Goal
Copy every record exactly, and keep the pictures out.

[Records excerpted from a collection]

%%

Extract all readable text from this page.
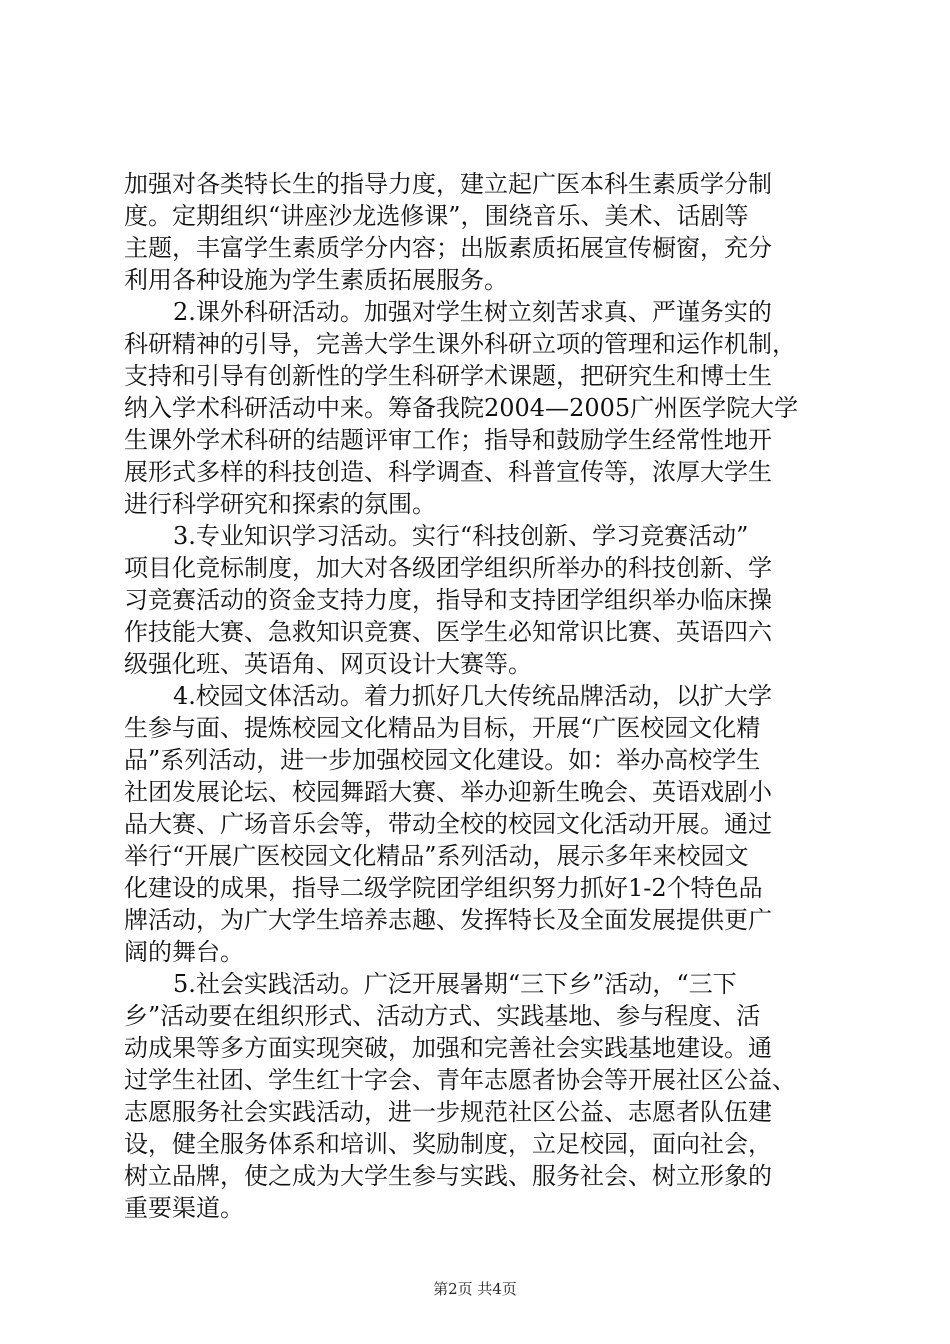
加强对各类特长生的指导力度，建立起广医本科生素质学分制
度。定期组织“讲座沙龙选修课”，围绕音乐、美术、话剧等
主题，丰富学生素质学分内容；出版素质拓展宣传橱窗，充分
利用各种设施为学生素质拓展服务。
2.课外科研活动。加强对学生树立刻苦求真、严谨务实的
科研精神的引导，完善大学生课外科研立项的管理和运作机制，
支持和引导有创新性的学生科研学术课题，把研究生和博士生
纳入学术科研活动中来。筹备我院2004—2005广州医学院大学
生课外学术科研的结题评审工作；指导和鼓励学生经常性地开
展形式多样的科技创造、科学调查、科普宣传等，浓厚大学生
进行科学研究和探索的氛围。
3.专业知识学习活动。实行“科技创新、学习竞赛活动”
项目化竞标制度，加大对各级团学组织所举办的科技创新、学
习竞赛活动的资金支持力度，指导和支持团学组织举办临床操
作技能大赛、急救知识竞赛、医学生必知常识比赛、英语四六
级强化班、英语角、网页设计大赛等。
4.校园文体活动。着力抓好几大传统品牌活动，以扩大学
生参与面、提炼校园文化精品为目标，开展“广医校园文化精
品”系列活动，进一步加强校园文化建设。如：举办高校学生
社团发展论坛、校园舞蹈大赛、举办迎新生晚会、英语戏剧小
品大赛、广场音乐会等，带动全校的校园文化活动开展。通过
举行“开展广医校园文化精品”系列活动，展示多年来校园文
化建设的成果，指导二级学院团学组织努力抓好1-2个特色品
牌活动，为广大学生培养志趣、发挥特长及全面发展提供更广
阔的舞台。
5.社会实践活动。广泛开展暑期“三下乡”活动，“三下
乡”活动要在组织形式、活动方式、实践基地、参与程度、活
动成果等多方面实现突破，加强和完善社会实践基地建设。通
过学生社团、学生红十字会、青年志愿者协会等开展社区公益、
志愿服务社会实践活动，进一步规范社区公益、志愿者队伍建
设，健全服务体系和培训、奖励制度，立足校园，面向社会，
树立品牌，使之成为大学生参与实践、服务社会、树立形象的
重要渠道。
第2页 共4页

%%

Exercise output
Extract all readable text from this page.
加强对各类特长生的指导力度，建立起广医本科生素质学分制
度。定期组织“讲座沙龙选修课”，围绕音乐、美术、话剧等
主题，丰富学生素质学分内容；出版素质拓展宣传橱窗，充分
利用各种设施为学生素质拓展服务。
2.课外科研活动。加强对学生树立刻苦求真、严谨务实的
科研精神的引导，完善大学生课外科研立项的管理和运作机制，
支持和引导有创新性的学生科研学术课题，把研究生和博士生
纳入学术科研活动中来。筹备我院2004—2005广州医学院大学
生课外学术科研的结题评审工作；指导和鼓励学生经常性地开
展形式多样的科技创造、科学调查、科普宣传等，浓厚大学生
进行科学研究和探索的氛围。
3.专业知识学习活动。实行“科技创新、学习竞赛活动”
项目化竞标制度，加大对各级团学组织所举办的科技创新、学
习竞赛活动的资金支持力度，指导和支持团学组织举办临床操
作技能大赛、急救知识竞赛、医学生必知常识比赛、英语四六
级强化班、英语角、网页设计大赛等。
4.校园文体活动。着力抓好几大传统品牌活动，以扩大学
生参与面、提炼校园文化精品为目标，开展“广医校园文化精
品”系列活动，进一步加强校园文化建设。如：举办高校学生
社团发展论坛、校园舞蹈大赛、举办迎新生晚会、英语戏剧小
品大赛、广场音乐会等，带动全校的校园文化活动开展。通过
举行“开展广医校园文化精品”系列活动，展示多年来校园文
化建设的成果，指导二级学院团学组织努力抓好1-2个特色品
牌活动，为广大学生培养志趣、发挥特长及全面发展提供更广
阔的舞台。
5.社会实践活动。广泛开展暑期“三下乡”活动，“三下
乡”活动要在组织形式、活动方式、实践基地、参与程度、活
动成果等多方面实现突破，加强和完善社会实践基地建设。通
过学生社团、学生红十字会、青年志愿者协会等开展社区公益、
志愿服务社会实践活动，进一步规范社区公益、志愿者队伍建
设，健全服务体系和培训、奖励制度，立足校园，面向社会，
树立品牌，使之成为大学生参与实践、服务社会、树立形象的
重要渠道。
第2页 共4页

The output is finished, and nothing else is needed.